▸ THE EXERCISE
Below are the records; copy each line in them that holds the word "Fellowship".

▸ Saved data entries
#####
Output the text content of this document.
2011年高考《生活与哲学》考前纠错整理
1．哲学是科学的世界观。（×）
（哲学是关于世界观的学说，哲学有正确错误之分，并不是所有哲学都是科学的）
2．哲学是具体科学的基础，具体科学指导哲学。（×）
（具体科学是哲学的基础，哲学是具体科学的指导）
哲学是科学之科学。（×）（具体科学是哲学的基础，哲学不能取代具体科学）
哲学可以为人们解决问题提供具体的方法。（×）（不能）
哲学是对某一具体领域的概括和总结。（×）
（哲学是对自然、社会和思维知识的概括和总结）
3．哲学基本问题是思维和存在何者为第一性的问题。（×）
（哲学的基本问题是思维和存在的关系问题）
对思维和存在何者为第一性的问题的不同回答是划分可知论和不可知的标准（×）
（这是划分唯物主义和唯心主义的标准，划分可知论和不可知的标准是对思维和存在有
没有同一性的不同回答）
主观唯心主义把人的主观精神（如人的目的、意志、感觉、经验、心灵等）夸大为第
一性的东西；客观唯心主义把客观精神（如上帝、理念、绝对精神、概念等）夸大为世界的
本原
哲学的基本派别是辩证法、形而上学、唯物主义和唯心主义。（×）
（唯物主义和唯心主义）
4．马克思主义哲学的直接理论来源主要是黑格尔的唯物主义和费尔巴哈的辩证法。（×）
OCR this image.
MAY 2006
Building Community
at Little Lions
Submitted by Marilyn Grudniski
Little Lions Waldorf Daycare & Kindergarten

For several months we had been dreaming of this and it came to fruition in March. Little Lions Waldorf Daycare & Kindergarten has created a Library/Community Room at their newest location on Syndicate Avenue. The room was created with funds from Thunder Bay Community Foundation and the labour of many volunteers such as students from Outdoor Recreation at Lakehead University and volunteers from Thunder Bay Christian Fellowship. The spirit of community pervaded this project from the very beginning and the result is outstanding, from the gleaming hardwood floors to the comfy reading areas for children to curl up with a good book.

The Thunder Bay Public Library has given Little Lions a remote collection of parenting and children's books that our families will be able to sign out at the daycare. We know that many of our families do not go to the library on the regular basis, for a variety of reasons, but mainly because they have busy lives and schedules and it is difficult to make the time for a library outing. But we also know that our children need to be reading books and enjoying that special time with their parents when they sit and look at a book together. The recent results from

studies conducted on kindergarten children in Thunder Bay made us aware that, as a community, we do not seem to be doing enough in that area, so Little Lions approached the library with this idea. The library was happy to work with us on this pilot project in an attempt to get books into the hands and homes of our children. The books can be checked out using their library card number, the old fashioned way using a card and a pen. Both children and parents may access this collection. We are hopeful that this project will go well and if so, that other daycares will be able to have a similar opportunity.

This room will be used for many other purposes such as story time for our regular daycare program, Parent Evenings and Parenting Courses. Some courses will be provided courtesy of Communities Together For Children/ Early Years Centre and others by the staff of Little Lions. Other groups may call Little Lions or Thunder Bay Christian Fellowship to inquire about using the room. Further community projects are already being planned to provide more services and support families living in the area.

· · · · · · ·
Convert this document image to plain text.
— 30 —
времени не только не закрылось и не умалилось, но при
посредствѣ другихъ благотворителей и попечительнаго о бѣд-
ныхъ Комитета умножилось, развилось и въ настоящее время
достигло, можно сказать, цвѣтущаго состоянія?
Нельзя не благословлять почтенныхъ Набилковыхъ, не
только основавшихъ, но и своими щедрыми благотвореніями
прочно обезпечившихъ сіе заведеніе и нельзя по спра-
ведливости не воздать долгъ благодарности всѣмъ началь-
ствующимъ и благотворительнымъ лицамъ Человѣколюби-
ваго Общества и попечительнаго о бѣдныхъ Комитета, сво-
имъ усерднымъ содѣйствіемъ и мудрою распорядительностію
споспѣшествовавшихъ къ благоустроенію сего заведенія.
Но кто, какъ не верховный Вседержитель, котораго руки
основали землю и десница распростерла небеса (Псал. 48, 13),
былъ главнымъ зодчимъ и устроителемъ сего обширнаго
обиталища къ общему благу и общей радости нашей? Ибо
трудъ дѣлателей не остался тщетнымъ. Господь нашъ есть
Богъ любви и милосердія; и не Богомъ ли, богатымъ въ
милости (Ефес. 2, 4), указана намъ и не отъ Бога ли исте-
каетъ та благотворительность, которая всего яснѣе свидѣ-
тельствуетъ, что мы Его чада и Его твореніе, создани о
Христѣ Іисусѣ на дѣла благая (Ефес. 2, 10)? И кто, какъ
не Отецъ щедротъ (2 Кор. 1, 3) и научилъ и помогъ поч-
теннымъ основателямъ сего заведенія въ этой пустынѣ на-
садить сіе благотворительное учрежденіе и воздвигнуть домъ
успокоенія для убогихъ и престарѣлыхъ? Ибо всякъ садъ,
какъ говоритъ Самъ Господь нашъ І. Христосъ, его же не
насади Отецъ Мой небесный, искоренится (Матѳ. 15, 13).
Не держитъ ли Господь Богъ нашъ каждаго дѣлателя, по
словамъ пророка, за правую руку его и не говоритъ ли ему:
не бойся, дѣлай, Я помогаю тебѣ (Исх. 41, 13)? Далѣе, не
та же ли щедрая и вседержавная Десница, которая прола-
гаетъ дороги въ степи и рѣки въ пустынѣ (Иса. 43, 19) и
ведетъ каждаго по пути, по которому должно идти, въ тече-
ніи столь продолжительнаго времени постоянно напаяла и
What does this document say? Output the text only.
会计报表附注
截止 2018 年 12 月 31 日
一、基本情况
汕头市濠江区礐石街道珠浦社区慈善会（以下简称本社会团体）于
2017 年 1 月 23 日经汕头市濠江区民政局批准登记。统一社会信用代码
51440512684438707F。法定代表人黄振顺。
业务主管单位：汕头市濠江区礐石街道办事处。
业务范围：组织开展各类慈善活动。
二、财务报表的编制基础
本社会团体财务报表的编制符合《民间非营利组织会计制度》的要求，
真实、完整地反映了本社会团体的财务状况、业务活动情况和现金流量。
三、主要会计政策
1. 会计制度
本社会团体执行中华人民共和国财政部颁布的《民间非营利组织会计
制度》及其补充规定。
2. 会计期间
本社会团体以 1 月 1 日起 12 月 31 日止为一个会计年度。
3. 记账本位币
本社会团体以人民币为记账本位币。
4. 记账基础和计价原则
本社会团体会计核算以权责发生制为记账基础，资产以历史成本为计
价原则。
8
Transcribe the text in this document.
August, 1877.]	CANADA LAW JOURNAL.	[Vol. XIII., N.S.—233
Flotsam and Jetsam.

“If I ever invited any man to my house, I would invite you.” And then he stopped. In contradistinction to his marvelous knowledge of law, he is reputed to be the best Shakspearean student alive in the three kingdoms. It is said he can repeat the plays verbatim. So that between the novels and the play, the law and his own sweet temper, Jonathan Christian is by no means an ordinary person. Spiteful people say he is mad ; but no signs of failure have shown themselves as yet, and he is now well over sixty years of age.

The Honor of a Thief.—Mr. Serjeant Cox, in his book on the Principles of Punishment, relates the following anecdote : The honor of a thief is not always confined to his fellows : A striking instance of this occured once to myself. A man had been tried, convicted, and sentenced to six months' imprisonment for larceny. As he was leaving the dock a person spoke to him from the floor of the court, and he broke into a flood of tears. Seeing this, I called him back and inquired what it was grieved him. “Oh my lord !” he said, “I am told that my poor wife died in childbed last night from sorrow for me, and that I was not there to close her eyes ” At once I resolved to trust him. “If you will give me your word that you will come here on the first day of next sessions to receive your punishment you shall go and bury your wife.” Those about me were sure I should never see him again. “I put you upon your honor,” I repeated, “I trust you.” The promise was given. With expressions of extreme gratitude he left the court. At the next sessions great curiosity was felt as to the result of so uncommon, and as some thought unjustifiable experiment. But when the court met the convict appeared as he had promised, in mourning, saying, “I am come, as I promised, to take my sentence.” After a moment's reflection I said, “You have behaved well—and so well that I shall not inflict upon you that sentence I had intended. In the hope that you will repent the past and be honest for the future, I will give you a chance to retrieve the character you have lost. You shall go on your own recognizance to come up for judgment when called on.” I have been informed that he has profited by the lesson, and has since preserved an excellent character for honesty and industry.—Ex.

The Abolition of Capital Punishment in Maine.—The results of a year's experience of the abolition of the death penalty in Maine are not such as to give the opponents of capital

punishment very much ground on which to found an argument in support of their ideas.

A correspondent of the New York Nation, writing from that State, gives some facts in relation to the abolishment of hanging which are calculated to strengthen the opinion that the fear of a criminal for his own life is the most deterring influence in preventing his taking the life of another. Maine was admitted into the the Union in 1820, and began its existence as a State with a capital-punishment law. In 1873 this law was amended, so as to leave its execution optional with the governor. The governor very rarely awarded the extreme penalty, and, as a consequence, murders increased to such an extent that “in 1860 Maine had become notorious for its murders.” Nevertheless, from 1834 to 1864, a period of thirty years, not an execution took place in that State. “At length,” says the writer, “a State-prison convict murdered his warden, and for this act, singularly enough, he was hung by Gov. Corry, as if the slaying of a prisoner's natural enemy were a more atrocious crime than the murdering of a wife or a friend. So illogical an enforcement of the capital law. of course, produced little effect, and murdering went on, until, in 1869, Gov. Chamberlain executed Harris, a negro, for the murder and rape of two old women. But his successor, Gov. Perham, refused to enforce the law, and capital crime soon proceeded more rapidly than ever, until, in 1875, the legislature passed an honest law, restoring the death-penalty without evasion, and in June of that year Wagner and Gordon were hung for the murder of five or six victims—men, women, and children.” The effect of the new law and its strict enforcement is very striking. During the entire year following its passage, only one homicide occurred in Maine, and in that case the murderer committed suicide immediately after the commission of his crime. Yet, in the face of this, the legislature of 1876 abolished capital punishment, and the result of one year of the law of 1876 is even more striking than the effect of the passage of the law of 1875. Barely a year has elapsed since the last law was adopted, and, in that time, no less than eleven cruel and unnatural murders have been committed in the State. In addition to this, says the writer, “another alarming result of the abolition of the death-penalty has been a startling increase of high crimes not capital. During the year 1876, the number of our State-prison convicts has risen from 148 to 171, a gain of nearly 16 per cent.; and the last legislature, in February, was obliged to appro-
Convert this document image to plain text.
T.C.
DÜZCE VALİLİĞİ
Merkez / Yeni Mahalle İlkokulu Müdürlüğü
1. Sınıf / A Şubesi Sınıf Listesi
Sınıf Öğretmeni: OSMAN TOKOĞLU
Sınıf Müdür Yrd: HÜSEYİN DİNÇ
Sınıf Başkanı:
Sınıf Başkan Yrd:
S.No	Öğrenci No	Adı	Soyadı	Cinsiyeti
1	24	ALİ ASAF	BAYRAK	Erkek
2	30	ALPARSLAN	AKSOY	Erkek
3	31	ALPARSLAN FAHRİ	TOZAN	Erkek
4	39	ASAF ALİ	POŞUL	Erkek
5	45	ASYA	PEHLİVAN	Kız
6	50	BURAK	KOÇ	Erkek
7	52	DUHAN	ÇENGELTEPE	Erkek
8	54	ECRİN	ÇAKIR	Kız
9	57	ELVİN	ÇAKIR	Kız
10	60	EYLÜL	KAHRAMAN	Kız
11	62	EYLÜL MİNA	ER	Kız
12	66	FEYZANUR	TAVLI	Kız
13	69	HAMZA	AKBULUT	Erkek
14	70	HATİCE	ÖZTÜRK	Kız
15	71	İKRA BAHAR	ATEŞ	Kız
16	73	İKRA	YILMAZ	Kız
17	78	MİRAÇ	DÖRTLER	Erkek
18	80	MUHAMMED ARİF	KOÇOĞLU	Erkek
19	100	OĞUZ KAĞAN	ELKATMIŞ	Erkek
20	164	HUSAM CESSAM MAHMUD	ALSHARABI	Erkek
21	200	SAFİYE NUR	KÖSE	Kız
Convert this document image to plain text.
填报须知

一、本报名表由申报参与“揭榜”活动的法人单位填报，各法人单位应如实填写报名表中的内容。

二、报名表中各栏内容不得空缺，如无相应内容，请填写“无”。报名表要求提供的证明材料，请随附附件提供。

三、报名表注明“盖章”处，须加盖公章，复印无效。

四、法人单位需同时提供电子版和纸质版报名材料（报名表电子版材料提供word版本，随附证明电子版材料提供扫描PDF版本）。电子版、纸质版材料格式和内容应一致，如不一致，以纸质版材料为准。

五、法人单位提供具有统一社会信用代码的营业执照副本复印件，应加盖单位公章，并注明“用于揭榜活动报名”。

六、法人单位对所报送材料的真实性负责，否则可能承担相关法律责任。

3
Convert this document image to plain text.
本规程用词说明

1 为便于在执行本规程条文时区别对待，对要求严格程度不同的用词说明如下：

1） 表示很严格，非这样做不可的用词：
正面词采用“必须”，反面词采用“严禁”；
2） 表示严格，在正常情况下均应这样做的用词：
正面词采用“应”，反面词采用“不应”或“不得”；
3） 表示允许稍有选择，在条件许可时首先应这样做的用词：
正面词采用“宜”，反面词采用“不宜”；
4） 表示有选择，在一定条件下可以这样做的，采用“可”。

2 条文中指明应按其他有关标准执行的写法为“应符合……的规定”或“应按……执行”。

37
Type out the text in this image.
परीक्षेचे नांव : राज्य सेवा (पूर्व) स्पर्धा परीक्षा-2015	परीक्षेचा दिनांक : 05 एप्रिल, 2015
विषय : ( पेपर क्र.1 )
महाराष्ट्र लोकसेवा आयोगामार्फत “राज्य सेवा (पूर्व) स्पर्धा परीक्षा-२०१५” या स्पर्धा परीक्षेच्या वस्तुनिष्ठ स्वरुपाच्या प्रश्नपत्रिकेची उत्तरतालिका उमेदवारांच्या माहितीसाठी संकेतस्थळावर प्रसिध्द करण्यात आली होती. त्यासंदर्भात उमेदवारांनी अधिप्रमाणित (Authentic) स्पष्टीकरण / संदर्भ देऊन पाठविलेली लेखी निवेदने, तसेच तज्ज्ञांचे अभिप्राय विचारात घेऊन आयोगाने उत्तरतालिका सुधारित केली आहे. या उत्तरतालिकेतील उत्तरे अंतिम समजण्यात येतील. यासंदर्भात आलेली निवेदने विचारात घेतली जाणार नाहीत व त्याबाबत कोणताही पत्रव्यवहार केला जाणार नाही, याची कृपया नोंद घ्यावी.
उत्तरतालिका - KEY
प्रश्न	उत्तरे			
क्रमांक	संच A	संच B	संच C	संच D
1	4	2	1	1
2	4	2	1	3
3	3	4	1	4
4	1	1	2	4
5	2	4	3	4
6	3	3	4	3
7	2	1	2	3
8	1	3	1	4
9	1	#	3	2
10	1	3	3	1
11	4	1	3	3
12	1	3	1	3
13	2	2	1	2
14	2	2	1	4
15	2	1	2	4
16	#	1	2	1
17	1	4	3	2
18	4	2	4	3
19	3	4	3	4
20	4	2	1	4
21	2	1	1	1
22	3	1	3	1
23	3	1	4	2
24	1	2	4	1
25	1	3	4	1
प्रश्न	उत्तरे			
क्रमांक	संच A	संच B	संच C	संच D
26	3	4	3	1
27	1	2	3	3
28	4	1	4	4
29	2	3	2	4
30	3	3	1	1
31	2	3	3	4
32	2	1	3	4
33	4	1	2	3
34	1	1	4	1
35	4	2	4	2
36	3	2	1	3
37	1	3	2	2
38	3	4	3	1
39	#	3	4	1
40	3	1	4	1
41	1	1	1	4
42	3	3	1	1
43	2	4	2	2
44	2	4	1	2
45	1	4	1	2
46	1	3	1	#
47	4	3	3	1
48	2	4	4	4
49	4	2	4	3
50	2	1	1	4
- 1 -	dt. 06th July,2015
#####
▸ ANSWER TO THIS PROBLEM
For several months we had been dreaming of this and it came to fruition in March. Little Lions Waldorf Daycare & Kindergarten has created a Library/Community Room at their newest location on Syndicate Avenue. The room was created with funds from Thunder Bay Community Foundation and the labour of many volunteers such as students from Outdoor Recreation at Lakehead University and volunteers from Thunder Bay Christian Fellowship. The spirit of community pervaded this project from the very beginning and the result is outstanding, from the gleaming hardwood floors to the comfy reading areas for children to curl up with a good book.
This room will be used for many other purposes such as story time for our regular daycare program, Parent Evenings and Parenting Courses. Some courses will be provided courtesy of Communities Together For Children/ Early Years Centre and others by the staff of Little Lions. Other groups may call Little Lions or Thunder Bay Christian Fellowship to inquire about using the room. Further community projects are already being planned to provide more services and support families living in the area.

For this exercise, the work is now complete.